Website and app data records
#####

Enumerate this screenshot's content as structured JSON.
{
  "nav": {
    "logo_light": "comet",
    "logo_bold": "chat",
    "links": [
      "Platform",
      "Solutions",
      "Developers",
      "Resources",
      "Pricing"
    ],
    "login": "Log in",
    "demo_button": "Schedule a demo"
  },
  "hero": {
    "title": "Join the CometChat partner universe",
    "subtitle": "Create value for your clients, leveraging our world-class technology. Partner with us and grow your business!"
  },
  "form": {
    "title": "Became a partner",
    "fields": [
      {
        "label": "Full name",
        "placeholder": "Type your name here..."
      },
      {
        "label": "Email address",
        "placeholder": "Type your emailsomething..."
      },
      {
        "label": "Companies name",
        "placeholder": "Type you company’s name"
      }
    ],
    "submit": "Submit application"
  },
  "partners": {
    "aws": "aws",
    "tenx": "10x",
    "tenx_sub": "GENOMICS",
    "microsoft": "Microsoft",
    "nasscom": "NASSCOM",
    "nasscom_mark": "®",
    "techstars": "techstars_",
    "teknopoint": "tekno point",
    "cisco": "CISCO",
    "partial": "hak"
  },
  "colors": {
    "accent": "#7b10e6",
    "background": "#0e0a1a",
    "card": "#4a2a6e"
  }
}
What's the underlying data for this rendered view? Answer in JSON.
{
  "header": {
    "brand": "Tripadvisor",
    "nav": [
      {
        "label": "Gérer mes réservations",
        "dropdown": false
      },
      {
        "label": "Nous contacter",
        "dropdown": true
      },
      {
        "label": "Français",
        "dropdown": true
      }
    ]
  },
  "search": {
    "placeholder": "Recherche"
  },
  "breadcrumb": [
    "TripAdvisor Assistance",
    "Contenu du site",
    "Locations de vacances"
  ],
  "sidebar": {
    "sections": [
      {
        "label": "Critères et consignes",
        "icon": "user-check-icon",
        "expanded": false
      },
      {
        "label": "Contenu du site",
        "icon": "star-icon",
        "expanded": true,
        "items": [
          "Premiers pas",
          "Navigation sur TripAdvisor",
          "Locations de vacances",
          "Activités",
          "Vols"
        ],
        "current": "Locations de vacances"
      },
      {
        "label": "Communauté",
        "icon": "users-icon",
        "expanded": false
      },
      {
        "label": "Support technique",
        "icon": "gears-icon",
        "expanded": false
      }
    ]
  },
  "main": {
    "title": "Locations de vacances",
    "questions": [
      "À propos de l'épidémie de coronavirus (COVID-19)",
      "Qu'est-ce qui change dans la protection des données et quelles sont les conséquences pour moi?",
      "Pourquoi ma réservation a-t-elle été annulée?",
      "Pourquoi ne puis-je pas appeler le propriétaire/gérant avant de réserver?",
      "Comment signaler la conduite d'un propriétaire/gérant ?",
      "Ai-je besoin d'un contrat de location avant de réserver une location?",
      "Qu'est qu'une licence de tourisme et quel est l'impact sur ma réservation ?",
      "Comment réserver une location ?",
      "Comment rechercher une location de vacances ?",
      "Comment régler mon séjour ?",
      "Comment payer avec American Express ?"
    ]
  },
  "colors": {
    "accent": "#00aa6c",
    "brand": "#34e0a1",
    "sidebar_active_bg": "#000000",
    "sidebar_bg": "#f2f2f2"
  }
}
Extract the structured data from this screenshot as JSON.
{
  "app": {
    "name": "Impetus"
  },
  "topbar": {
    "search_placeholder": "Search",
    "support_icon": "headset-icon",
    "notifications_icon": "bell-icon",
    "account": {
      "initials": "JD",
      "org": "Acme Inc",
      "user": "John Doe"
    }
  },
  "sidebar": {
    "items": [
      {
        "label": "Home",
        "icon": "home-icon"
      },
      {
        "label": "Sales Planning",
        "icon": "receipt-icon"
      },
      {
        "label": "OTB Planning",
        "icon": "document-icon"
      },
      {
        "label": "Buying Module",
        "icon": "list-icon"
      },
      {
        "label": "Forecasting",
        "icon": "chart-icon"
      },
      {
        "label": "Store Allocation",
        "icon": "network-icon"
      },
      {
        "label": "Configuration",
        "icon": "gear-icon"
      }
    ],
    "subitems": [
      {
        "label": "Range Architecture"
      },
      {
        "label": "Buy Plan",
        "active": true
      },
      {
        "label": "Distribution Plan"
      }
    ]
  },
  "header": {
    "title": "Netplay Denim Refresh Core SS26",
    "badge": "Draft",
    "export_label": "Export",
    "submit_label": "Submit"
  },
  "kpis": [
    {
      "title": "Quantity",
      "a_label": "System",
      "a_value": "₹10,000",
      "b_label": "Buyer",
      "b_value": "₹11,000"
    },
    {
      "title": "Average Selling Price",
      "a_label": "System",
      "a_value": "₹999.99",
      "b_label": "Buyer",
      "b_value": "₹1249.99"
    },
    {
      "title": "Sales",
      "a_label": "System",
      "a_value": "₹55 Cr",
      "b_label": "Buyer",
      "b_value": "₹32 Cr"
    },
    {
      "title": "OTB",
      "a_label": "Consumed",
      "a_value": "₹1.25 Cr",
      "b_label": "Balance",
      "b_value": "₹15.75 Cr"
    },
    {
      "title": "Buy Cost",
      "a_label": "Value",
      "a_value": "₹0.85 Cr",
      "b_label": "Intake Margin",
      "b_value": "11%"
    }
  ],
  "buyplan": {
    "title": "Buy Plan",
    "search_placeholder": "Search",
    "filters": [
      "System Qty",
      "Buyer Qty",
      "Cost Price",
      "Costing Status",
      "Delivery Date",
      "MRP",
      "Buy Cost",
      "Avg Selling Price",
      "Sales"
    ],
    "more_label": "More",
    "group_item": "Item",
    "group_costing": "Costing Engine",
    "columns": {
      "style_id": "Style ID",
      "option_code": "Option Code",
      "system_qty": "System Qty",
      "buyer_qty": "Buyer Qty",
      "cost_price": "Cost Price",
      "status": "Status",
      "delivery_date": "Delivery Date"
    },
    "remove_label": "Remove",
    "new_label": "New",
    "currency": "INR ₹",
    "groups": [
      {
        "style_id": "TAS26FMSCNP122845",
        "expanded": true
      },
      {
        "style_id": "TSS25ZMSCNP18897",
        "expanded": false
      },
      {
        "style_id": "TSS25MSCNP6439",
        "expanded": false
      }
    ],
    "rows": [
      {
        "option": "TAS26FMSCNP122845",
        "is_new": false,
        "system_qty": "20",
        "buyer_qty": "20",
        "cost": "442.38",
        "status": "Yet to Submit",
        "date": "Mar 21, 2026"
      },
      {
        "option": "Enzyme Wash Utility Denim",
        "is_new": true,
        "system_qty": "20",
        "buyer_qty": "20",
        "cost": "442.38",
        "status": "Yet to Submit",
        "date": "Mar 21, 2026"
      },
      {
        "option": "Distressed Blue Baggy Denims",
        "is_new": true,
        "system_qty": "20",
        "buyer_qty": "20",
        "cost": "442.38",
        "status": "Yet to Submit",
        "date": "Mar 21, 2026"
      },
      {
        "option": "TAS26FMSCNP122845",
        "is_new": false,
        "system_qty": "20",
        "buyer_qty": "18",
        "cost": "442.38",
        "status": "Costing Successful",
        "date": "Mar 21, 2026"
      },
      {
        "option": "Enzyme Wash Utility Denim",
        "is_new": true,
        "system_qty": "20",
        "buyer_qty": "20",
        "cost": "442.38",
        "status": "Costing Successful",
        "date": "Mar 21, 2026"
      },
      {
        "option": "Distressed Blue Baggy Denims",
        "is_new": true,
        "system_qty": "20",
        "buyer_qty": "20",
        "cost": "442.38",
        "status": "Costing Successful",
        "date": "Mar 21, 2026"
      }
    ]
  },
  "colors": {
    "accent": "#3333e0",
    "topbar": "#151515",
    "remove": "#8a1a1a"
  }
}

#####

EXERCISE DIRECTIONS
Report the count, and only the count, of lines in the records above that contain "propriétaire".

OUTPUT FOR THIS EXERCISE
2